# WHAT YOU WILL DO
Copy out each line below exactly as it appears.

Records from a collection
════
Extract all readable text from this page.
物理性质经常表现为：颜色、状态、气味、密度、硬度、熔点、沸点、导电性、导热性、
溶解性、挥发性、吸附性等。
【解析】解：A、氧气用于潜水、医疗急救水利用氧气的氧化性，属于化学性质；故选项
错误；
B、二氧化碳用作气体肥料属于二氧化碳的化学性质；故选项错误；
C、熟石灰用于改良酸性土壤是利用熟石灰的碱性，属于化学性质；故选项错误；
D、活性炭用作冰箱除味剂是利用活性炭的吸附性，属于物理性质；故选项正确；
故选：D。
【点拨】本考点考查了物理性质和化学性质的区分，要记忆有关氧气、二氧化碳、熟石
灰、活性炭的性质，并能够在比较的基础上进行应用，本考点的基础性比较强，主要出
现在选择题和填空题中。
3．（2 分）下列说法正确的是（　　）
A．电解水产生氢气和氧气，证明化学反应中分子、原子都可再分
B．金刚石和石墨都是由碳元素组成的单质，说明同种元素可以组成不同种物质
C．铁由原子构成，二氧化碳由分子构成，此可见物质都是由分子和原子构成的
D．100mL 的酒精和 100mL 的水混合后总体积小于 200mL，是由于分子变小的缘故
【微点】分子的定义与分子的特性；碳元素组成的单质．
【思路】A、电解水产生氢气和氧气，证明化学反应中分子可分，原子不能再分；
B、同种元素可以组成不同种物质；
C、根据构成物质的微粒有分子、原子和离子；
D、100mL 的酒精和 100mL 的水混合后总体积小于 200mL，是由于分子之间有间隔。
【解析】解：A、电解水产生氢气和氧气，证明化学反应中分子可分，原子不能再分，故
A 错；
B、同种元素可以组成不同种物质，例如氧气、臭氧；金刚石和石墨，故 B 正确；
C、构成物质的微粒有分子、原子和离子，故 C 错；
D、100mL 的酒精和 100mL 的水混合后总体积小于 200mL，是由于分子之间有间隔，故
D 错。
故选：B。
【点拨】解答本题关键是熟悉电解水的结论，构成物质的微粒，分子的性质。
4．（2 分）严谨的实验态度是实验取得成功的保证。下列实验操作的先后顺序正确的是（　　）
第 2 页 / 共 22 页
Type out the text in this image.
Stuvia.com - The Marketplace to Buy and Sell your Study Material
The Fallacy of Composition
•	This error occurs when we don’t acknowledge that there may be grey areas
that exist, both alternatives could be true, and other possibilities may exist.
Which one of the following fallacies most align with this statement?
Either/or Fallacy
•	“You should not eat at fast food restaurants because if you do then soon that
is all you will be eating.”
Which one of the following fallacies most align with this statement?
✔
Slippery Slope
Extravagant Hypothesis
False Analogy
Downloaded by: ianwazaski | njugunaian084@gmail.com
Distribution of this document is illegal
════
# ANSWER TO THIS EXERCISE
Extract all readable text from this page.
物理性质经常表现为：颜色、状态、气味、密度、硬度、熔点、沸点、导电性、导热性、
溶解性、挥发性、吸附性等。
【解析】解：A、氧气用于潜水、医疗急救水利用氧气的氧化性，属于化学性质；故选项
错误；
B、二氧化碳用作气体肥料属于二氧化碳的化学性质；故选项错误；
C、熟石灰用于改良酸性土壤是利用熟石灰的碱性，属于化学性质；故选项错误；
D、活性炭用作冰箱除味剂是利用活性炭的吸附性，属于物理性质；故选项正确；
故选：D。
【点拨】本考点考查了物理性质和化学性质的区分，要记忆有关氧气、二氧化碳、熟石
灰、活性炭的性质，并能够在比较的基础上进行应用，本考点的基础性比较强，主要出
现在选择题和填空题中。
3．（2 分）下列说法正确的是（　　）
A．电解水产生氢气和氧气，证明化学反应中分子、原子都可再分
B．金刚石和石墨都是由碳元素组成的单质，说明同种元素可以组成不同种物质
C．铁由原子构成，二氧化碳由分子构成，此可见物质都是由分子和原子构成的
D．100mL 的酒精和 100mL 的水混合后总体积小于 200mL，是由于分子变小的缘故
【微点】分子的定义与分子的特性；碳元素组成的单质．
【思路】A、电解水产生氢气和氧气，证明化学反应中分子可分，原子不能再分；
B、同种元素可以组成不同种物质；
C、根据构成物质的微粒有分子、原子和离子；
D、100mL 的酒精和 100mL 的水混合后总体积小于 200mL，是由于分子之间有间隔。
【解析】解：A、电解水产生氢气和氧气，证明化学反应中分子可分，原子不能再分，故
A 错；
B、同种元素可以组成不同种物质，例如氧气、臭氧；金刚石和石墨，故 B 正确；
C、构成物质的微粒有分子、原子和离子，故 C 错；
D、100mL 的酒精和 100mL 的水混合后总体积小于 200mL，是由于分子之间有间隔，故
D 错。
故选：B。
【点拨】解答本题关键是熟悉电解水的结论，构成物质的微粒，分子的性质。
4．（2 分）严谨的实验态度是实验取得成功的保证。下列实验操作的先后顺序正确的是（　　）
第 2 页 / 共 22 页
Type out the text in this image.
Stuvia.com - The Marketplace to Buy and Sell your Study Material
The Fallacy of Composition
•	This error occurs when we don’t acknowledge that there may be grey areas
that exist, both alternatives could be true, and other possibilities may exist.
Which one of the following fallacies most align with this statement?
Either/or Fallacy
•	“You should not eat at fast food restaurants because if you do then soon that
is all you will be eating.”
Which one of the following fallacies most align with this statement?
✔
Slippery Slope
Extravagant Hypothesis
False Analogy
Downloaded by: ianwazaski | njugunaian084@gmail.com
Distribution of this document is illegal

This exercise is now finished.